TASK TO CARRY OUT: Restate the full listing word for word and leave the pictures out.

◇ ◇ ◇ ◇

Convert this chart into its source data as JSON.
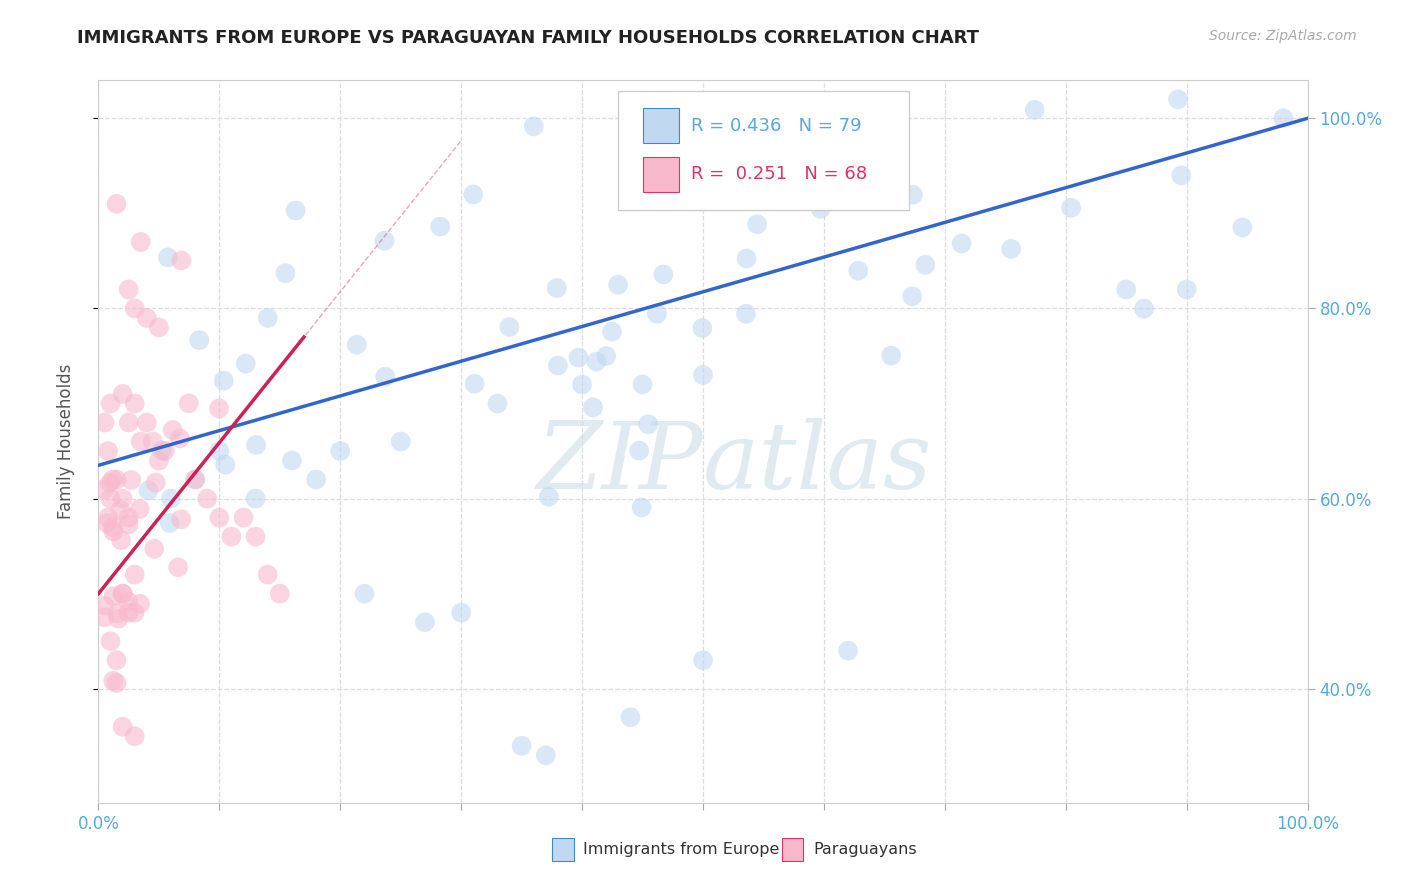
{
  "title": "IMMIGRANTS FROM EUROPE VS PARAGUAYAN FAMILY HOUSEHOLDS CORRELATION CHART",
  "source": "Source: ZipAtlas.com",
  "ylabel": "Family Households",
  "legend_label_blue": "Immigrants from Europe",
  "legend_label_pink": "Paraguayans",
  "watermark_line1": "ZIP",
  "watermark_line2": "atlas",
  "blue_R": 0.436,
  "blue_N": 79,
  "pink_R": 0.251,
  "pink_N": 68,
  "blue_fill": "#c0d8f0",
  "blue_edge": "#4488cc",
  "pink_fill": "#f8b8cc",
  "pink_edge": "#dd3366",
  "blue_line_color": "#3366cc",
  "pink_line_color": "#cc2255",
  "grid_color": "#dddddd",
  "title_color": "#222222",
  "tick_color": "#55aadd",
  "watermark_color": "#ddeef8",
  "bg": "#ffffff",
  "xlim": [
    0,
    1
  ],
  "ylim": [
    0.28,
    1.04
  ],
  "xticks": [
    0,
    0.1,
    0.2,
    0.3,
    0.4,
    0.5,
    0.6,
    0.7,
    0.8,
    0.9,
    1.0
  ],
  "xticklabels": [
    "0.0%",
    "",
    "",
    "",
    "",
    "",
    "",
    "",
    "",
    "",
    "100.0%"
  ],
  "yticks": [
    0.4,
    0.6,
    0.8,
    1.0
  ],
  "yticklabels_right": [
    "40.0%",
    "60.0%",
    "80.0%",
    "100.0%"
  ],
  "blue_trend_x0": 0.0,
  "blue_trend_y0": 0.635,
  "blue_trend_x1": 1.0,
  "blue_trend_y1": 1.0,
  "pink_trend_x0": 0.0,
  "pink_trend_y0": 0.5,
  "pink_trend_x1": 0.17,
  "pink_trend_y1": 0.77
}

◇ ◇ ◇ ◇

SOLUTION BELOW:
Convert this chart into its source data as JSON.
{
  "title": "IMMIGRANTS FROM EUROPE VS PARAGUAYAN FAMILY HOUSEHOLDS CORRELATION CHART",
  "source": "Source: ZipAtlas.com",
  "ylabel": "Family Households",
  "legend_label_blue": "Immigrants from Europe",
  "legend_label_pink": "Paraguayans",
  "watermark_line1": "ZIP",
  "watermark_line2": "atlas",
  "blue_R": 0.436,
  "blue_N": 79,
  "pink_R": 0.251,
  "pink_N": 68,
  "blue_fill": "#c0d8f0",
  "blue_edge": "#4488cc",
  "pink_fill": "#f8b8cc",
  "pink_edge": "#dd3366",
  "blue_line_color": "#3366cc",
  "pink_line_color": "#cc2255",
  "grid_color": "#dddddd",
  "title_color": "#222222",
  "tick_color": "#55aadd",
  "watermark_color": "#ddeef8",
  "bg": "#ffffff",
  "xlim": [
    0,
    1
  ],
  "ylim": [
    0.28,
    1.04
  ],
  "xticks": [
    0,
    0.1,
    0.2,
    0.3,
    0.4,
    0.5,
    0.6,
    0.7,
    0.8,
    0.9,
    1.0
  ],
  "xticklabels": [
    "0.0%",
    "",
    "",
    "",
    "",
    "",
    "",
    "",
    "",
    "",
    "100.0%"
  ],
  "yticks": [
    0.4,
    0.6,
    0.8,
    1.0
  ],
  "yticklabels_right": [
    "40.0%",
    "60.0%",
    "80.0%",
    "100.0%"
  ],
  "blue_trend_x0": 0.0,
  "blue_trend_y0": 0.635,
  "blue_trend_x1": 1.0,
  "blue_trend_y1": 1.0,
  "pink_trend_x0": 0.0,
  "pink_trend_y0": 0.5,
  "pink_trend_x1": 0.17,
  "pink_trend_y1": 0.77
}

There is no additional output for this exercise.